→ **What the task requires**
Omit every image, and transcribe the remaining entries exactly as given.

----

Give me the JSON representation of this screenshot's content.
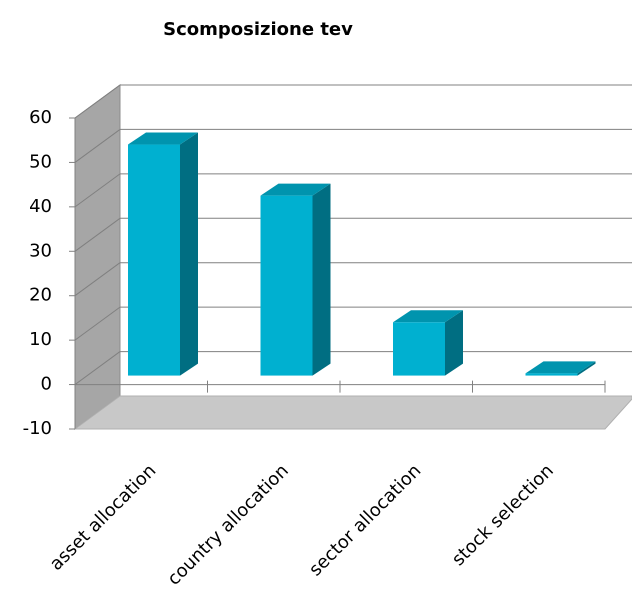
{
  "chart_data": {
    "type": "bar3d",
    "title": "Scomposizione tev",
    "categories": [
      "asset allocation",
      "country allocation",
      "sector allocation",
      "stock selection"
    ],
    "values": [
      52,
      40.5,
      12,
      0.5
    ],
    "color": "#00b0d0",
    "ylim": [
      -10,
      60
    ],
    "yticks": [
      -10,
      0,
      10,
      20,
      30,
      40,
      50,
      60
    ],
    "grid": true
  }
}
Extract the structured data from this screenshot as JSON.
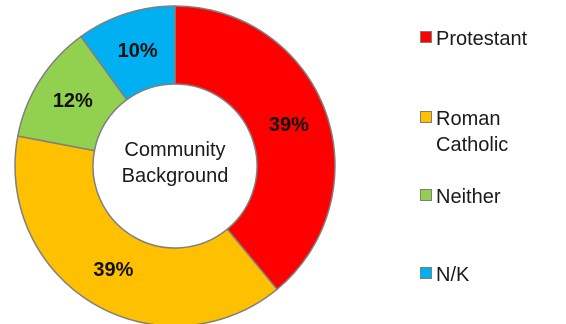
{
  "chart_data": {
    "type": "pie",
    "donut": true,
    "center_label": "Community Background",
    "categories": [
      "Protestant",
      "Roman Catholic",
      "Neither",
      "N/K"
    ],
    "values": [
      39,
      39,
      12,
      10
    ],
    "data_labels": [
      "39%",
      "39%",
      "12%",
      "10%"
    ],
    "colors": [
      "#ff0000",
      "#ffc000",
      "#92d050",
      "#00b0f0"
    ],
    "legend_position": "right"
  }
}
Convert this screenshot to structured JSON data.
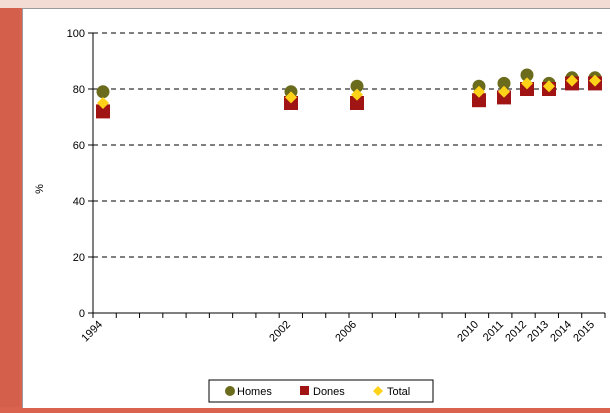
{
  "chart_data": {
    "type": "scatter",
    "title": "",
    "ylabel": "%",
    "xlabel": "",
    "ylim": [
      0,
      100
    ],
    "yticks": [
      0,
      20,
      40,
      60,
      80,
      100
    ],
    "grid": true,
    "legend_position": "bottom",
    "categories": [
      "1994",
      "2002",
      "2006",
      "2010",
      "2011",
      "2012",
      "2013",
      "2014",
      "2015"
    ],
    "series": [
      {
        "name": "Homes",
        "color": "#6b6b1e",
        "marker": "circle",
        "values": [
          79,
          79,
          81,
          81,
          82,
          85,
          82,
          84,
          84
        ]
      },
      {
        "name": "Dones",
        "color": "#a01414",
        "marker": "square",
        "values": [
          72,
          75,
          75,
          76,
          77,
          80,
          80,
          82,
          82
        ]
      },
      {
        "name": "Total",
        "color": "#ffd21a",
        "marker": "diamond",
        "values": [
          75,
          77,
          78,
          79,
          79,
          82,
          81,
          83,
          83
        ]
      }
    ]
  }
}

----

→ **Finished answer**
Give me the JSON representation of this screenshot's content.
{
  "chart_data": {
    "type": "bar3d",
    "title": "Scomposizione tev",
    "categories": [
      "asset allocation",
      "country allocation",
      "sector allocation",
      "stock selection"
    ],
    "values": [
      52,
      40.5,
      12,
      0.5
    ],
    "color": "#00b0d0",
    "ylim": [
      -10,
      60
    ],
    "yticks": [
      -10,
      0,
      10,
      20,
      30,
      40,
      50,
      60
    ],
    "grid": true
  }
}
Extract the structured data from this screenshot as JSON.
{
  "chart_data": {
    "type": "pie",
    "donut": true,
    "center_label": "Community Background",
    "categories": [
      "Protestant",
      "Roman Catholic",
      "Neither",
      "N/K"
    ],
    "values": [
      39,
      39,
      12,
      10
    ],
    "data_labels": [
      "39%",
      "39%",
      "12%",
      "10%"
    ],
    "colors": [
      "#ff0000",
      "#ffc000",
      "#92d050",
      "#00b0f0"
    ],
    "legend_position": "right"
  }
}
Convert this screenshot to structured JSON data.
{
  "chart_data": {
    "type": "scatter",
    "title": "",
    "ylabel": "%",
    "xlabel": "",
    "ylim": [
      0,
      100
    ],
    "yticks": [
      0,
      20,
      40,
      60,
      80,
      100
    ],
    "grid": true,
    "legend_position": "bottom",
    "categories": [
      "1994",
      "2002",
      "2006",
      "2010",
      "2011",
      "2012",
      "2013",
      "2014",
      "2015"
    ],
    "series": [
      {
        "name": "Homes",
        "color": "#6b6b1e",
        "marker": "circle",
        "values": [
          79,
          79,
          81,
          81,
          82,
          85,
          82,
          84,
          84
        ]
      },
      {
        "name": "Dones",
        "color": "#a01414",
        "marker": "square",
        "values": [
          72,
          75,
          75,
          76,
          77,
          80,
          80,
          82,
          82
        ]
      },
      {
        "name": "Total",
        "color": "#ffd21a",
        "marker": "diamond",
        "values": [
          75,
          77,
          78,
          79,
          79,
          82,
          81,
          83,
          83
        ]
      }
    ]
  }
}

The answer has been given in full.